:: Work to complete ::
Look for "Plug" in the listing below. Gather each line that contains it.

:: Information provided ::
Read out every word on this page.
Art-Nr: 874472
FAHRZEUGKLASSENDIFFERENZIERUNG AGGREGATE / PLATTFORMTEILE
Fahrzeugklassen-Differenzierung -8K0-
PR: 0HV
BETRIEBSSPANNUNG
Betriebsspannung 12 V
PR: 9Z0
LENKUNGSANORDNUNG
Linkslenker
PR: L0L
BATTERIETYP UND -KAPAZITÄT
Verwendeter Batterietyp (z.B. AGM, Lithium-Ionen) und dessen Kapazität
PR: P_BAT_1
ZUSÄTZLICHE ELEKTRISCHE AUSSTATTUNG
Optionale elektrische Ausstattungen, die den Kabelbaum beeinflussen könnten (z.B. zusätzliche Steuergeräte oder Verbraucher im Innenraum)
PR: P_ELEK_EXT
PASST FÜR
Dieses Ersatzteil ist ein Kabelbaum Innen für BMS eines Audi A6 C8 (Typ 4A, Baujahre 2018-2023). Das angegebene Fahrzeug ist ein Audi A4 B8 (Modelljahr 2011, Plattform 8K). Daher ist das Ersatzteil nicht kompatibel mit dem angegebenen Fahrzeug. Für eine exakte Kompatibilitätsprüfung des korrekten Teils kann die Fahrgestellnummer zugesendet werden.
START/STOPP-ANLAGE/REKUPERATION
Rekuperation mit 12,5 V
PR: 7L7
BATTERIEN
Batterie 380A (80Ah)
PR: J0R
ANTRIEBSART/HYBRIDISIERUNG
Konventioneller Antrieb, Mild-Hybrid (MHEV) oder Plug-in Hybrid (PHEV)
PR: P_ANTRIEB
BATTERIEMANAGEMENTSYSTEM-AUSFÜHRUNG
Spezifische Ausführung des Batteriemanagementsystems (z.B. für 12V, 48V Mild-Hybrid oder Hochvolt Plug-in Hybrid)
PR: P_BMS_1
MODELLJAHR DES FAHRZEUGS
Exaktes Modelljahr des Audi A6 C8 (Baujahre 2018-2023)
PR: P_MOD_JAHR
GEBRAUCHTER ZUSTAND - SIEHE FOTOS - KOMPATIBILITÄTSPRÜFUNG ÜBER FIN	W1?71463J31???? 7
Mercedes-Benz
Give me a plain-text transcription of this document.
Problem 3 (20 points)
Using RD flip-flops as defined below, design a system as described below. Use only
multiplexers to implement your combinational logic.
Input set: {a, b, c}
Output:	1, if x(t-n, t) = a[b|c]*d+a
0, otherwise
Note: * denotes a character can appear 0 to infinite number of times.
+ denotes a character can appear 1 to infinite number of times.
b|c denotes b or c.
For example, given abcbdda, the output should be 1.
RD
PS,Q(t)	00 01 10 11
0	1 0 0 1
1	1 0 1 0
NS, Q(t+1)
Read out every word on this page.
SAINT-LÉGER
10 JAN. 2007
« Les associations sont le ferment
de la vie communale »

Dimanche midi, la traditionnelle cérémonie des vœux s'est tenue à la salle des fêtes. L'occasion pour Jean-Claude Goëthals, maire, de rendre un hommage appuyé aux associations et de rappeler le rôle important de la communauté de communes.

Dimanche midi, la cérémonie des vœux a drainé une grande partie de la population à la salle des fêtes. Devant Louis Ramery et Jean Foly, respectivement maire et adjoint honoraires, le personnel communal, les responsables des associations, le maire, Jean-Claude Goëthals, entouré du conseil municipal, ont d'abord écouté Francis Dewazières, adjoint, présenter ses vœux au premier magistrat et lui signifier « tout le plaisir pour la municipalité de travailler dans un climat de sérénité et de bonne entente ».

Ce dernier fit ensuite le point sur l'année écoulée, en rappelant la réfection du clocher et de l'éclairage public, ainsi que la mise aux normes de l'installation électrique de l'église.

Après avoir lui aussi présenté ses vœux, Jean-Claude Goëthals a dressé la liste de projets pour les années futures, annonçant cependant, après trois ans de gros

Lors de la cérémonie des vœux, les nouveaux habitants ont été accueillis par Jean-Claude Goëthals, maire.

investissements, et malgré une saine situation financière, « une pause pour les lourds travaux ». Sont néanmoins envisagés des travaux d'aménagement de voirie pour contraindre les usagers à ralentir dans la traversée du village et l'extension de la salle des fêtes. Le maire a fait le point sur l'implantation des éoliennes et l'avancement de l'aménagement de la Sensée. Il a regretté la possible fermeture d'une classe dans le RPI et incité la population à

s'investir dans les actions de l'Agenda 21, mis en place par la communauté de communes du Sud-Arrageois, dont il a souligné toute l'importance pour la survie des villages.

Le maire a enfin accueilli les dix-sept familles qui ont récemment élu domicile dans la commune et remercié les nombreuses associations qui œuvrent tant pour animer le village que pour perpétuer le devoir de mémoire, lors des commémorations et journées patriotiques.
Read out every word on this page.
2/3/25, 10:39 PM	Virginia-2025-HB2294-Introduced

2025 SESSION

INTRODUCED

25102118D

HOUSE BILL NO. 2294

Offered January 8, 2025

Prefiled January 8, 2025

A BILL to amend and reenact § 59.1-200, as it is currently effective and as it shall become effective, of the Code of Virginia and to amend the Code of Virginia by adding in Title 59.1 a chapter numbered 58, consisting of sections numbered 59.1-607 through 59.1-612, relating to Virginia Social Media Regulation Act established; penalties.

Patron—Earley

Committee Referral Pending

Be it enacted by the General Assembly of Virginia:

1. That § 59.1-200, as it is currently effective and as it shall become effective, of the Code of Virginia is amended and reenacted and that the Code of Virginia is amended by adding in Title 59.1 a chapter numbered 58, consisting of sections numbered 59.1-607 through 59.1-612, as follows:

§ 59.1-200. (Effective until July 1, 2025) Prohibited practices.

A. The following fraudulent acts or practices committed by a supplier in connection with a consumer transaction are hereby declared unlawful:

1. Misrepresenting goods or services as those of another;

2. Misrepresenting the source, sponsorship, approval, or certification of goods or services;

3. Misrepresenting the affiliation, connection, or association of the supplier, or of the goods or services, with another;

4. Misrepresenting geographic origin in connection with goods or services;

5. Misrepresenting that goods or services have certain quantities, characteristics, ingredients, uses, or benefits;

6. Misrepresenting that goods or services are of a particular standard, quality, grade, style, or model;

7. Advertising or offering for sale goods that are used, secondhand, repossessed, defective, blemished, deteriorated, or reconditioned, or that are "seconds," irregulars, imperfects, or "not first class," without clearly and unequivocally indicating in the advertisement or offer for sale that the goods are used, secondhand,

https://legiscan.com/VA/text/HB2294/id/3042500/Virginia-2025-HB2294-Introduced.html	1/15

:: Expected answer ::
Konventioneller Antrieb, Mild-Hybrid (MHEV) oder Plug-in Hybrid (PHEV)
Spezifische Ausführung des Batteriemanagementsystems (z.B. für 12V, 48V Mild-Hybrid oder Hochvolt Plug-in Hybrid)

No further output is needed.